RECORD EXTRACTS ▸
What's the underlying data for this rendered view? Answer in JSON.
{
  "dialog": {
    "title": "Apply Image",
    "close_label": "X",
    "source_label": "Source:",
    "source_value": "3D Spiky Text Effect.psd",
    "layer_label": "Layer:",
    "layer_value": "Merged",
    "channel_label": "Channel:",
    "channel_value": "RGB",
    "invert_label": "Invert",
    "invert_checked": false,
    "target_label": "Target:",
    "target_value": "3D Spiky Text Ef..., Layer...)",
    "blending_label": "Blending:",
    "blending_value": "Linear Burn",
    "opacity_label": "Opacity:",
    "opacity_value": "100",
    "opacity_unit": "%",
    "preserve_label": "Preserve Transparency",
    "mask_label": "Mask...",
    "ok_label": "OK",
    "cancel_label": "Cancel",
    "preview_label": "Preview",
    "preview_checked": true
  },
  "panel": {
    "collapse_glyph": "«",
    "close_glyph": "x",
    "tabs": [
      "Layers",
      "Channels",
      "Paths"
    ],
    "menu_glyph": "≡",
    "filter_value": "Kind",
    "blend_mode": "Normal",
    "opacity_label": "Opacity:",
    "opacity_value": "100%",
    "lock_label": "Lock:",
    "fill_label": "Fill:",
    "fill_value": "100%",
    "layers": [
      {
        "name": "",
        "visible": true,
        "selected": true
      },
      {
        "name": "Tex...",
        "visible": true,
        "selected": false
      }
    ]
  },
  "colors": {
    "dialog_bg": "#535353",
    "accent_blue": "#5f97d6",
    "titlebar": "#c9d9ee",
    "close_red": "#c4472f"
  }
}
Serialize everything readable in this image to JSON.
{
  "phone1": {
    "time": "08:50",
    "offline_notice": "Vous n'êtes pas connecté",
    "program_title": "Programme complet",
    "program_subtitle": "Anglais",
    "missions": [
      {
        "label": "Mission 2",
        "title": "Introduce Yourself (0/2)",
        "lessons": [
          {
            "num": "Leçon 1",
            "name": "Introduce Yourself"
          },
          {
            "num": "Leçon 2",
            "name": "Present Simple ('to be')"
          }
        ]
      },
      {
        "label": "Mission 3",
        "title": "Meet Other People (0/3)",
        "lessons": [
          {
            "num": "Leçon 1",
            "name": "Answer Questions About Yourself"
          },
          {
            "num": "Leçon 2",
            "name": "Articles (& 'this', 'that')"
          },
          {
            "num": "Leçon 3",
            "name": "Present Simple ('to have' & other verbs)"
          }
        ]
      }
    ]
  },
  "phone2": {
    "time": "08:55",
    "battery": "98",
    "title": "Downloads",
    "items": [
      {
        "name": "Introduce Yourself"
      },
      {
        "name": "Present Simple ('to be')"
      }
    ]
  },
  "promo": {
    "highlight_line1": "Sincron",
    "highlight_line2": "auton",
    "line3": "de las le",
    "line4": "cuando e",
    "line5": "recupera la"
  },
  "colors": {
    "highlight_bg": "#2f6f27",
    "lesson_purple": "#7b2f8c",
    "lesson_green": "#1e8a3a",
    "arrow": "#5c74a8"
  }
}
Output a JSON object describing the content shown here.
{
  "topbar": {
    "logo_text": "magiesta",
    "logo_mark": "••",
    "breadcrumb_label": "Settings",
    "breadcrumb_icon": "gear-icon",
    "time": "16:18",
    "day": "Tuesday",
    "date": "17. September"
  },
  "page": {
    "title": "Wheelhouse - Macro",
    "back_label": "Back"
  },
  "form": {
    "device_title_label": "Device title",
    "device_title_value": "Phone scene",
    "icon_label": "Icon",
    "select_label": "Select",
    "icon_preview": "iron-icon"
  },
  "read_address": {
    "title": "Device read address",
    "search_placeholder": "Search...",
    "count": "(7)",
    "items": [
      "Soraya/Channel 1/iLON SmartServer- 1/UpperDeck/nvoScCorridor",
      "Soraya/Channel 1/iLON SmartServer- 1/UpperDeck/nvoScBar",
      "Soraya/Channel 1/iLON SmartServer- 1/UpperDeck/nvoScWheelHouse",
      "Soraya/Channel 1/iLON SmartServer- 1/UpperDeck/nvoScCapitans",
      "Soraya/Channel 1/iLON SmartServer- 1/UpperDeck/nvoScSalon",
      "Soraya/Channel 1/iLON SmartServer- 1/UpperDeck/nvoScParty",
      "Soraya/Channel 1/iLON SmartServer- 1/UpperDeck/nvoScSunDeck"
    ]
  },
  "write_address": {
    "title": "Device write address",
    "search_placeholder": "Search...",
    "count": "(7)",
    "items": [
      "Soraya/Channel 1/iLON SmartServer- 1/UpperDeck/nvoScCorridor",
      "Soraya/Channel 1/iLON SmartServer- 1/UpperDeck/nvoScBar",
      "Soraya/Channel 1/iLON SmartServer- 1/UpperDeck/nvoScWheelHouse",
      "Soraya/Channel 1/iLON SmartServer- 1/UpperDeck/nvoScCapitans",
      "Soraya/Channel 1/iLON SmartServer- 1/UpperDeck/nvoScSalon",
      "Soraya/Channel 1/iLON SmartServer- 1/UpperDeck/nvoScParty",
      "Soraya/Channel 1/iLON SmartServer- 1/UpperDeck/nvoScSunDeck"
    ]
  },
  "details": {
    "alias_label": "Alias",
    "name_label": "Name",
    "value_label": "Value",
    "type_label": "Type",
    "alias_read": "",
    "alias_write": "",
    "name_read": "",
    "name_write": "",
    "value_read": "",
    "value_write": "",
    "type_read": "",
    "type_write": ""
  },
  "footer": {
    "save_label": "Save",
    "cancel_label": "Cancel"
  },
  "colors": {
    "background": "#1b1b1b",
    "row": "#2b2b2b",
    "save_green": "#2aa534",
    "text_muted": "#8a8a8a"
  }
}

SHORT EXERCISE ▸ Retype every record above exactly as it appears.

TASK ANSWER ▸
What's the underlying data for this rendered view? Answer in JSON.
{
  "dialog": {
    "title": "Apply Image",
    "close_label": "X",
    "source_label": "Source:",
    "source_value": "3D Spiky Text Effect.psd",
    "layer_label": "Layer:",
    "layer_value": "Merged",
    "channel_label": "Channel:",
    "channel_value": "RGB",
    "invert_label": "Invert",
    "invert_checked": false,
    "target_label": "Target:",
    "target_value": "3D Spiky Text Ef..., Layer...)",
    "blending_label": "Blending:",
    "blending_value": "Linear Burn",
    "opacity_label": "Opacity:",
    "opacity_value": "100",
    "opacity_unit": "%",
    "preserve_label": "Preserve Transparency",
    "mask_label": "Mask...",
    "ok_label": "OK",
    "cancel_label": "Cancel",
    "preview_label": "Preview",
    "preview_checked": true
  },
  "panel": {
    "collapse_glyph": "«",
    "close_glyph": "x",
    "tabs": [
      "Layers",
      "Channels",
      "Paths"
    ],
    "menu_glyph": "≡",
    "filter_value": "Kind",
    "blend_mode": "Normal",
    "opacity_label": "Opacity:",
    "opacity_value": "100%",
    "lock_label": "Lock:",
    "fill_label": "Fill:",
    "fill_value": "100%",
    "layers": [
      {
        "name": "",
        "visible": true,
        "selected": true
      },
      {
        "name": "Tex...",
        "visible": true,
        "selected": false
      }
    ]
  },
  "colors": {
    "dialog_bg": "#535353",
    "accent_blue": "#5f97d6",
    "titlebar": "#c9d9ee",
    "close_red": "#c4472f"
  }
}
Serialize everything readable in this image to JSON.
{
  "phone1": {
    "time": "08:50",
    "offline_notice": "Vous n'êtes pas connecté",
    "program_title": "Programme complet",
    "program_subtitle": "Anglais",
    "missions": [
      {
        "label": "Mission 2",
        "title": "Introduce Yourself (0/2)",
        "lessons": [
          {
            "num": "Leçon 1",
            "name": "Introduce Yourself"
          },
          {
            "num": "Leçon 2",
            "name": "Present Simple ('to be')"
          }
        ]
      },
      {
        "label": "Mission 3",
        "title": "Meet Other People (0/3)",
        "lessons": [
          {
            "num": "Leçon 1",
            "name": "Answer Questions About Yourself"
          },
          {
            "num": "Leçon 2",
            "name": "Articles (& 'this', 'that')"
          },
          {
            "num": "Leçon 3",
            "name": "Present Simple ('to have' & other verbs)"
          }
        ]
      }
    ]
  },
  "phone2": {
    "time": "08:55",
    "battery": "98",
    "title": "Downloads",
    "items": [
      {
        "name": "Introduce Yourself"
      },
      {
        "name": "Present Simple ('to be')"
      }
    ]
  },
  "promo": {
    "highlight_line1": "Sincron",
    "highlight_line2": "auton",
    "line3": "de las le",
    "line4": "cuando e",
    "line5": "recupera la"
  },
  "colors": {
    "highlight_bg": "#2f6f27",
    "lesson_purple": "#7b2f8c",
    "lesson_green": "#1e8a3a",
    "arrow": "#5c74a8"
  }
}
Output a JSON object describing the content shown here.
{
  "topbar": {
    "logo_text": "magiesta",
    "logo_mark": "••",
    "breadcrumb_label": "Settings",
    "breadcrumb_icon": "gear-icon",
    "time": "16:18",
    "day": "Tuesday",
    "date": "17. September"
  },
  "page": {
    "title": "Wheelhouse - Macro",
    "back_label": "Back"
  },
  "form": {
    "device_title_label": "Device title",
    "device_title_value": "Phone scene",
    "icon_label": "Icon",
    "select_label": "Select",
    "icon_preview": "iron-icon"
  },
  "read_address": {
    "title": "Device read address",
    "search_placeholder": "Search...",
    "count": "(7)",
    "items": [
      "Soraya/Channel 1/iLON SmartServer- 1/UpperDeck/nvoScCorridor",
      "Soraya/Channel 1/iLON SmartServer- 1/UpperDeck/nvoScBar",
      "Soraya/Channel 1/iLON SmartServer- 1/UpperDeck/nvoScWheelHouse",
      "Soraya/Channel 1/iLON SmartServer- 1/UpperDeck/nvoScCapitans",
      "Soraya/Channel 1/iLON SmartServer- 1/UpperDeck/nvoScSalon",
      "Soraya/Channel 1/iLON SmartServer- 1/UpperDeck/nvoScParty",
      "Soraya/Channel 1/iLON SmartServer- 1/UpperDeck/nvoScSunDeck"
    ]
  },
  "write_address": {
    "title": "Device write address",
    "search_placeholder": "Search...",
    "count": "(7)",
    "items": [
      "Soraya/Channel 1/iLON SmartServer- 1/UpperDeck/nvoScCorridor",
      "Soraya/Channel 1/iLON SmartServer- 1/UpperDeck/nvoScBar",
      "Soraya/Channel 1/iLON SmartServer- 1/UpperDeck/nvoScWheelHouse",
      "Soraya/Channel 1/iLON SmartServer- 1/UpperDeck/nvoScCapitans",
      "Soraya/Channel 1/iLON SmartServer- 1/UpperDeck/nvoScSalon",
      "Soraya/Channel 1/iLON SmartServer- 1/UpperDeck/nvoScParty",
      "Soraya/Channel 1/iLON SmartServer- 1/UpperDeck/nvoScSunDeck"
    ]
  },
  "details": {
    "alias_label": "Alias",
    "name_label": "Name",
    "value_label": "Value",
    "type_label": "Type",
    "alias_read": "",
    "alias_write": "",
    "name_read": "",
    "name_write": "",
    "value_read": "",
    "value_write": "",
    "type_read": "",
    "type_write": ""
  },
  "footer": {
    "save_label": "Save",
    "cancel_label": "Cancel"
  },
  "colors": {
    "background": "#1b1b1b",
    "row": "#2b2b2b",
    "save_green": "#2aa534",
    "text_muted": "#8a8a8a"
  }
}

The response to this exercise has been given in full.